Look below and pull out each line with the word "effect".

········

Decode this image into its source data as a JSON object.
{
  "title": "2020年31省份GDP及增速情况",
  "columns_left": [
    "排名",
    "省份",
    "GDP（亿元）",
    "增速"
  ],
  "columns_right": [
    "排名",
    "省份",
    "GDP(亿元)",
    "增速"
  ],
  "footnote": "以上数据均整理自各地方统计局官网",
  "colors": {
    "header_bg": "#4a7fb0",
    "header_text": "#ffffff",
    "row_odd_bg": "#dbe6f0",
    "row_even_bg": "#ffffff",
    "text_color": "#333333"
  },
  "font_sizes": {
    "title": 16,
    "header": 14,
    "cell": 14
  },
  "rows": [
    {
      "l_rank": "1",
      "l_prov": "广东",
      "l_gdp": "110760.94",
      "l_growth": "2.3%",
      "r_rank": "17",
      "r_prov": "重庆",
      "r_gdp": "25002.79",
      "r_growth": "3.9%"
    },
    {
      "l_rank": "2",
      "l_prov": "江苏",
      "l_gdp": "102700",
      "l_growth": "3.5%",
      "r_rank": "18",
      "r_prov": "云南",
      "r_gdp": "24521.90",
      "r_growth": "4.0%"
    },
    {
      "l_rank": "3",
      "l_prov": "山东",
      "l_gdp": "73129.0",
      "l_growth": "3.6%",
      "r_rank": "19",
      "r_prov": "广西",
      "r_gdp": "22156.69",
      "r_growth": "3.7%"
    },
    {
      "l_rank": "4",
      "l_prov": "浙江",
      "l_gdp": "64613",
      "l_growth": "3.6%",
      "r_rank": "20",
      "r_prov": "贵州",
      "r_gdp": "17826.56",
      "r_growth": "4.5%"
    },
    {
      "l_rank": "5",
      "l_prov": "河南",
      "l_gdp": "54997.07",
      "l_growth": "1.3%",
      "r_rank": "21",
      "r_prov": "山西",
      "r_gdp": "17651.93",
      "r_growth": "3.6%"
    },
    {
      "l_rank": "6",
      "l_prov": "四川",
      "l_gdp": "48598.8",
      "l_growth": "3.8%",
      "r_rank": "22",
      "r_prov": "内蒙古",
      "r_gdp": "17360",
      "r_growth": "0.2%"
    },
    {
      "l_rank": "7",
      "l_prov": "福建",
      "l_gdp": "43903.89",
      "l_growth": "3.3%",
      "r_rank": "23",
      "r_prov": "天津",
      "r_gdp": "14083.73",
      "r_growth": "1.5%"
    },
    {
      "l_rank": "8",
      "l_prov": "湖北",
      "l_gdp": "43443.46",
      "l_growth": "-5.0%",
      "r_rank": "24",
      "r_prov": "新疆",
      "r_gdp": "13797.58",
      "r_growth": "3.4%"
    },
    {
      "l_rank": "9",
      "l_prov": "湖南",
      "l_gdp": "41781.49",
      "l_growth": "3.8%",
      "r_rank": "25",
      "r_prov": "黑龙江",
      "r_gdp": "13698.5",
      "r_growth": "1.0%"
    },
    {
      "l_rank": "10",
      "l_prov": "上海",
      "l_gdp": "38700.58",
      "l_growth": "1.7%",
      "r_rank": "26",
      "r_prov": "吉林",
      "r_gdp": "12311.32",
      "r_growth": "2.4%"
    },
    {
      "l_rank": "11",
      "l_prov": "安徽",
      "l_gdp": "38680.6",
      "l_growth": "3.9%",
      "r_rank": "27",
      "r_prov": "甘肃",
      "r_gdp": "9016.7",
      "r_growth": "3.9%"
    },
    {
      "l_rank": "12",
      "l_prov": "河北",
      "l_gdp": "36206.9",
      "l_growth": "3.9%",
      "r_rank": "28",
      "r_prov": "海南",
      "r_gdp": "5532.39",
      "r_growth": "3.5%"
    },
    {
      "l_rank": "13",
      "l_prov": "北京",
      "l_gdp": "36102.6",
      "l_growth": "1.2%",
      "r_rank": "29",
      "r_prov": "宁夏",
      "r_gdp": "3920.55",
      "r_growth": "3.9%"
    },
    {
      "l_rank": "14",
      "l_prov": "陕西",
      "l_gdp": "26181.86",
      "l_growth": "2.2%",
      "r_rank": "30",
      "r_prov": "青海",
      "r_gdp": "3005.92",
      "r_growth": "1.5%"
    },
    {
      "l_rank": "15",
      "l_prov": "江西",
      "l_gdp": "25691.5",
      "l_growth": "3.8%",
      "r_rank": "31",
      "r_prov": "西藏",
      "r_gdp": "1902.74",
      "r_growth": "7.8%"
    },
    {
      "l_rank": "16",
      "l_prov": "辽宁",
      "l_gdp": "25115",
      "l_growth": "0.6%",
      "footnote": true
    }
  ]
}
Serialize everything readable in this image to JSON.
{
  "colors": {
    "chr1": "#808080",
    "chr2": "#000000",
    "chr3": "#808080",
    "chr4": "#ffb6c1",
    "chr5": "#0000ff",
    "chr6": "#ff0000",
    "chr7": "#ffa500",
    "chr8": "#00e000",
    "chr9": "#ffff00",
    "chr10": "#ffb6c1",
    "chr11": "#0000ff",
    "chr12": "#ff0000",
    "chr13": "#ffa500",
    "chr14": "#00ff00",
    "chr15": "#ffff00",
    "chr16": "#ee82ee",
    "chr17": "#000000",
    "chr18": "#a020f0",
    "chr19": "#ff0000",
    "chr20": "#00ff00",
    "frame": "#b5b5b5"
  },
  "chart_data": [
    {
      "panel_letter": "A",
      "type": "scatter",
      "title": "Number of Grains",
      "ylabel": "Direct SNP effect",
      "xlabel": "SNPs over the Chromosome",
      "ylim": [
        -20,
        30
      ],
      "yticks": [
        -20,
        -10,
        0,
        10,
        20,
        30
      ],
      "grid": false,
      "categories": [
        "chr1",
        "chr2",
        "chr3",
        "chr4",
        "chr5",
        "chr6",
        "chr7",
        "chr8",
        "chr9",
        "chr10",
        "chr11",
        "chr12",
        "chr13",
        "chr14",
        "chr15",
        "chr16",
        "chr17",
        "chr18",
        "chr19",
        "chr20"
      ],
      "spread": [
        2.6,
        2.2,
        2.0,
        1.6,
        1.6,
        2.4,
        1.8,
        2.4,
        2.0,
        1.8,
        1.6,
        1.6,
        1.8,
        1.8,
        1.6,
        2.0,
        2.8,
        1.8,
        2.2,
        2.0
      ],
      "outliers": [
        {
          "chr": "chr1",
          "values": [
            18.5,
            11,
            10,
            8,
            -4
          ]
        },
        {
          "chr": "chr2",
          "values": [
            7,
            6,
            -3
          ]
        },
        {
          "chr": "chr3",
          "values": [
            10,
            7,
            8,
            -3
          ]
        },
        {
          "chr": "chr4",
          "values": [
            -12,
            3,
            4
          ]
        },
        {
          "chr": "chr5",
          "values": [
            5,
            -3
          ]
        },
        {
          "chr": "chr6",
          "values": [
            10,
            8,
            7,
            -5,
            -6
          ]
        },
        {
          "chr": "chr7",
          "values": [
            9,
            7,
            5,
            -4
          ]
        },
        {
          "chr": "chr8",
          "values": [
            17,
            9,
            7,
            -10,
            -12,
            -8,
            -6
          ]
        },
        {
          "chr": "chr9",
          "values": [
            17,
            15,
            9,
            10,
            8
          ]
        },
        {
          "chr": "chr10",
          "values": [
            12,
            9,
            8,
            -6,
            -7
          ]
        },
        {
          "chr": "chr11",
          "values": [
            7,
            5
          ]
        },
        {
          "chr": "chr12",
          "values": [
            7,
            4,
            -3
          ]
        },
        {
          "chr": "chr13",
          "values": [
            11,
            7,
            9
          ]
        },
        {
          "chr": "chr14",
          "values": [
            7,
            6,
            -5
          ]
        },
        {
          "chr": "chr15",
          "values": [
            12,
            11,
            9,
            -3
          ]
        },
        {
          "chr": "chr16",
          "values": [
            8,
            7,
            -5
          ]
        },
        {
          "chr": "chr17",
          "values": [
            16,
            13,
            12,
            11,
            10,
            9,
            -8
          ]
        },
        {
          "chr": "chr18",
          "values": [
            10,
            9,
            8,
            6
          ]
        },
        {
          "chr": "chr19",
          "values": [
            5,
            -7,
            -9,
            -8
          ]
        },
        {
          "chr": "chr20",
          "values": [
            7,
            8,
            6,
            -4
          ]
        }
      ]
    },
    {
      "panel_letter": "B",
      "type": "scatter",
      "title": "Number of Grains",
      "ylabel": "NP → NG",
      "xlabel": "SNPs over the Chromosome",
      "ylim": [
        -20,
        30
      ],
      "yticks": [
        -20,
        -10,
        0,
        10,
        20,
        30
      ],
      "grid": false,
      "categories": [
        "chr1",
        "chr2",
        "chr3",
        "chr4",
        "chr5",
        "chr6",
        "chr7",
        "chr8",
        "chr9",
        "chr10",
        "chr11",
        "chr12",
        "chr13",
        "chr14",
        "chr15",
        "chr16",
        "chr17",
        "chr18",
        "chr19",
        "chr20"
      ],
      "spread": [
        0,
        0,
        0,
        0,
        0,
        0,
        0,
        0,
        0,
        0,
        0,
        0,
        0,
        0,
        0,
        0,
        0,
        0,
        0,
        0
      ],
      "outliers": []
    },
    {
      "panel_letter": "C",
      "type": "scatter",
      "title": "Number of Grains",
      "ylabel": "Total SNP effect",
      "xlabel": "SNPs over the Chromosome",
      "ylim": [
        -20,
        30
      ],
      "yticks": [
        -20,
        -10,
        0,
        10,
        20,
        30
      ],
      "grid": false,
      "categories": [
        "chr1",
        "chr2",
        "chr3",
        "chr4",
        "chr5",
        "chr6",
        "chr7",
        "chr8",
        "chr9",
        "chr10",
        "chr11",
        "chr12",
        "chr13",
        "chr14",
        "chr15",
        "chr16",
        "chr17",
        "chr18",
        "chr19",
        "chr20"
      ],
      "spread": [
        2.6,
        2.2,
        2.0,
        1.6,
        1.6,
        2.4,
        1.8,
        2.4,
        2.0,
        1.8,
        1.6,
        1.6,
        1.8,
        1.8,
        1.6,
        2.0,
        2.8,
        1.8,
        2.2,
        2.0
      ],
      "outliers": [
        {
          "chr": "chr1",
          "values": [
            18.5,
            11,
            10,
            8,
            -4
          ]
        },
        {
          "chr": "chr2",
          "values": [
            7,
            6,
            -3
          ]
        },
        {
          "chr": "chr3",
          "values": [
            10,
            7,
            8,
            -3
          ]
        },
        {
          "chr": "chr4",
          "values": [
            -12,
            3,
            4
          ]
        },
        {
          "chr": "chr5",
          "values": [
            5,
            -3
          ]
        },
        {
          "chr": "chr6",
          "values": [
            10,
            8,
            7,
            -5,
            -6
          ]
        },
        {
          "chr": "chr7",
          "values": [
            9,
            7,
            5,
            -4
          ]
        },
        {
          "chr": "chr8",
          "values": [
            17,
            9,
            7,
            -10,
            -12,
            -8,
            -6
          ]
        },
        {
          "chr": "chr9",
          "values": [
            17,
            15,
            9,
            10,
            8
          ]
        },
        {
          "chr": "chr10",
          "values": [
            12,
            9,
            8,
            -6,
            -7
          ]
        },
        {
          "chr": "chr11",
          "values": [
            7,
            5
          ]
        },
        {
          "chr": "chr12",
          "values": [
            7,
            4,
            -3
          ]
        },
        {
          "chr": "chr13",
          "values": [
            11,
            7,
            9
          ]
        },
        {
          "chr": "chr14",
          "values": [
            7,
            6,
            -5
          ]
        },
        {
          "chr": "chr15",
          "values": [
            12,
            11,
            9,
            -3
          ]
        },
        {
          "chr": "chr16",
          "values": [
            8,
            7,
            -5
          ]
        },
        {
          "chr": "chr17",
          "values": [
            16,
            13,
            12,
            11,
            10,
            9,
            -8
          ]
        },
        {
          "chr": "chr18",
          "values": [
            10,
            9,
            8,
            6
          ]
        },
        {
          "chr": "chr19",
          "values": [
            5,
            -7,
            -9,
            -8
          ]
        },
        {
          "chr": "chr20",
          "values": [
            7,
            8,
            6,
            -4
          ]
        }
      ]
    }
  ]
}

········

_Result for this exercise_.
      "ylabel": "Direct SNP effect",
      "ylabel": "Total SNP effect",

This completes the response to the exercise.